PROBLEM TO SOLVE:
Gather every line of the entries that includes the word "title".

GIVEN RECORDS:
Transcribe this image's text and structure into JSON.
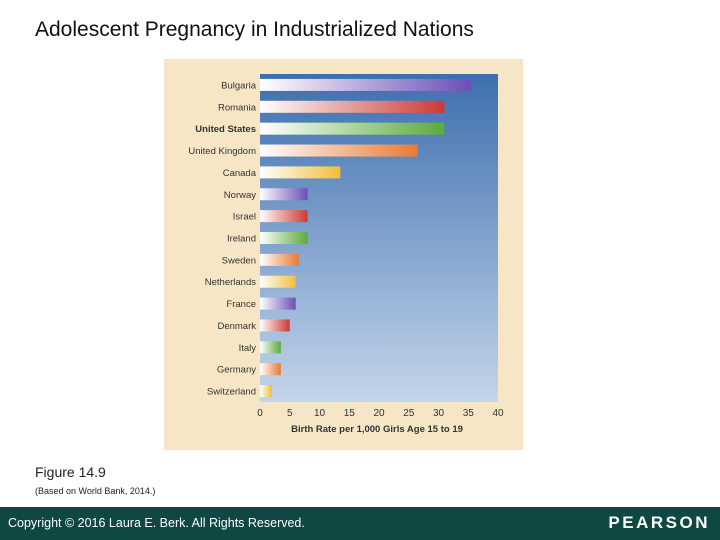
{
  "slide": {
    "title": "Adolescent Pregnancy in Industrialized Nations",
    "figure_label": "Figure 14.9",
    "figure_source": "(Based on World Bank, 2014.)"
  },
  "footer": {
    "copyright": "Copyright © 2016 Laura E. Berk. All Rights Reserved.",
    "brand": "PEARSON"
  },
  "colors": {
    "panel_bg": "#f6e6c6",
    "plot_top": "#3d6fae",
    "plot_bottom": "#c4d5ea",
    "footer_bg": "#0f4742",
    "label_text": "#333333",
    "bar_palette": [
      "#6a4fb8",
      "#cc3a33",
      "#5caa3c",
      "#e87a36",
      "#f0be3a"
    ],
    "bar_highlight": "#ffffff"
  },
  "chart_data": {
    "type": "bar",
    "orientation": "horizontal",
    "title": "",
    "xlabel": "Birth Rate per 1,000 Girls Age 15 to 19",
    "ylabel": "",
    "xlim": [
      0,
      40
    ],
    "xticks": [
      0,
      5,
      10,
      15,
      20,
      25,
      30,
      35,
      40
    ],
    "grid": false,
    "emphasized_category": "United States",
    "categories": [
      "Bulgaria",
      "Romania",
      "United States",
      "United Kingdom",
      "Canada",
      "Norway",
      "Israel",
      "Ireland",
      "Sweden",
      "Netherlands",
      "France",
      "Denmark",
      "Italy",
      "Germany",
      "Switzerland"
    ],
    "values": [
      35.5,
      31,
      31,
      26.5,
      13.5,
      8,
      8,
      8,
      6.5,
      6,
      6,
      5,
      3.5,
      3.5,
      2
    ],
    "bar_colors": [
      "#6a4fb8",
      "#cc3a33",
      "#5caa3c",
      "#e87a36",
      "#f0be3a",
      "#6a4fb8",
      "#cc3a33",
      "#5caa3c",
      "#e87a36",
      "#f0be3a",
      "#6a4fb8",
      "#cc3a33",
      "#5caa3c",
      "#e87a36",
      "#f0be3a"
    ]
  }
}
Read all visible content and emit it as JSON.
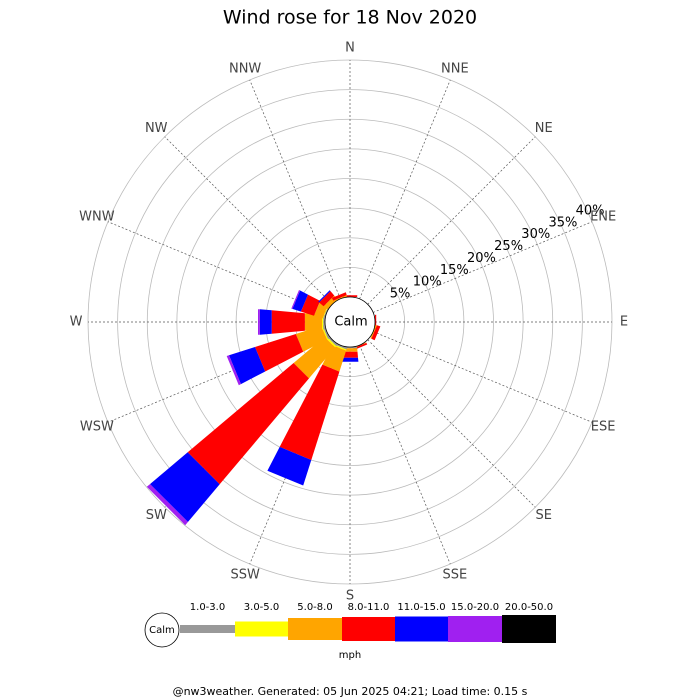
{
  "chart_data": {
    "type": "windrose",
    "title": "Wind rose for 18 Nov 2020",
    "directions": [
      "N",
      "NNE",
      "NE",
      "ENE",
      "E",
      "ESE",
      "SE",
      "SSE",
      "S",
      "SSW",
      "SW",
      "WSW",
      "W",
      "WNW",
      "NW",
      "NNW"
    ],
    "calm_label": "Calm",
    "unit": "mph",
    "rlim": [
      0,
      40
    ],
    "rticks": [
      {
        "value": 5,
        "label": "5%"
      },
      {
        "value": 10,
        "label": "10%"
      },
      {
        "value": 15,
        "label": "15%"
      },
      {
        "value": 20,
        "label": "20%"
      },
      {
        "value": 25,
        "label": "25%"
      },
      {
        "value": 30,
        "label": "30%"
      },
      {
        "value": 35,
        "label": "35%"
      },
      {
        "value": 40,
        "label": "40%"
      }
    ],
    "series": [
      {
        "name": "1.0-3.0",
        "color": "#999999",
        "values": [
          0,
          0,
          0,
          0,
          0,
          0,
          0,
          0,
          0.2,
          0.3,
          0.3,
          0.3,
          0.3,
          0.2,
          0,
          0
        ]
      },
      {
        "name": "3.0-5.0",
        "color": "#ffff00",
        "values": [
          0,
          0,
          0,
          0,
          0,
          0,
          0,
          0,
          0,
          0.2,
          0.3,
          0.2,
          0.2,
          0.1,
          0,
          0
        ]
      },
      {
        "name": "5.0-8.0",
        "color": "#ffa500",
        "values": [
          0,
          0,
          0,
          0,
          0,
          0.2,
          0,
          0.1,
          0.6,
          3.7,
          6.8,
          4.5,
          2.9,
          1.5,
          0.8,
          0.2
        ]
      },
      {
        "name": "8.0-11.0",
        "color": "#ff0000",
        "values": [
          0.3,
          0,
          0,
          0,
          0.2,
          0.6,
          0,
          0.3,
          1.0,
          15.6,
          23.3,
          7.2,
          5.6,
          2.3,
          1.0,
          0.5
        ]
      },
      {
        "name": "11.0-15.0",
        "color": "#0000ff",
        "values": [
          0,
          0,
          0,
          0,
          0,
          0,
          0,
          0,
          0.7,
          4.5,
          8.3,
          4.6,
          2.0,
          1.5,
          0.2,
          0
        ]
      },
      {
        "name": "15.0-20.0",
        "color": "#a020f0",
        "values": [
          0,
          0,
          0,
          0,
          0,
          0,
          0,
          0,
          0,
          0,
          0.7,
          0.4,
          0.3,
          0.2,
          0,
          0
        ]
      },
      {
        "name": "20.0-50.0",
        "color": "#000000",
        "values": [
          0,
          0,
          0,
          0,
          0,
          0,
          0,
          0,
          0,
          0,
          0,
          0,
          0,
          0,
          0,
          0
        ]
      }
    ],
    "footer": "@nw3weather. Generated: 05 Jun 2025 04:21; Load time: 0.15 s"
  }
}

OUTPUT FOR THIS TASK:
    "title": "Adolescent Pregnancy in Industrialized Nations",
    "title": "",
    "title": "Wind rose for 18 Nov 2020",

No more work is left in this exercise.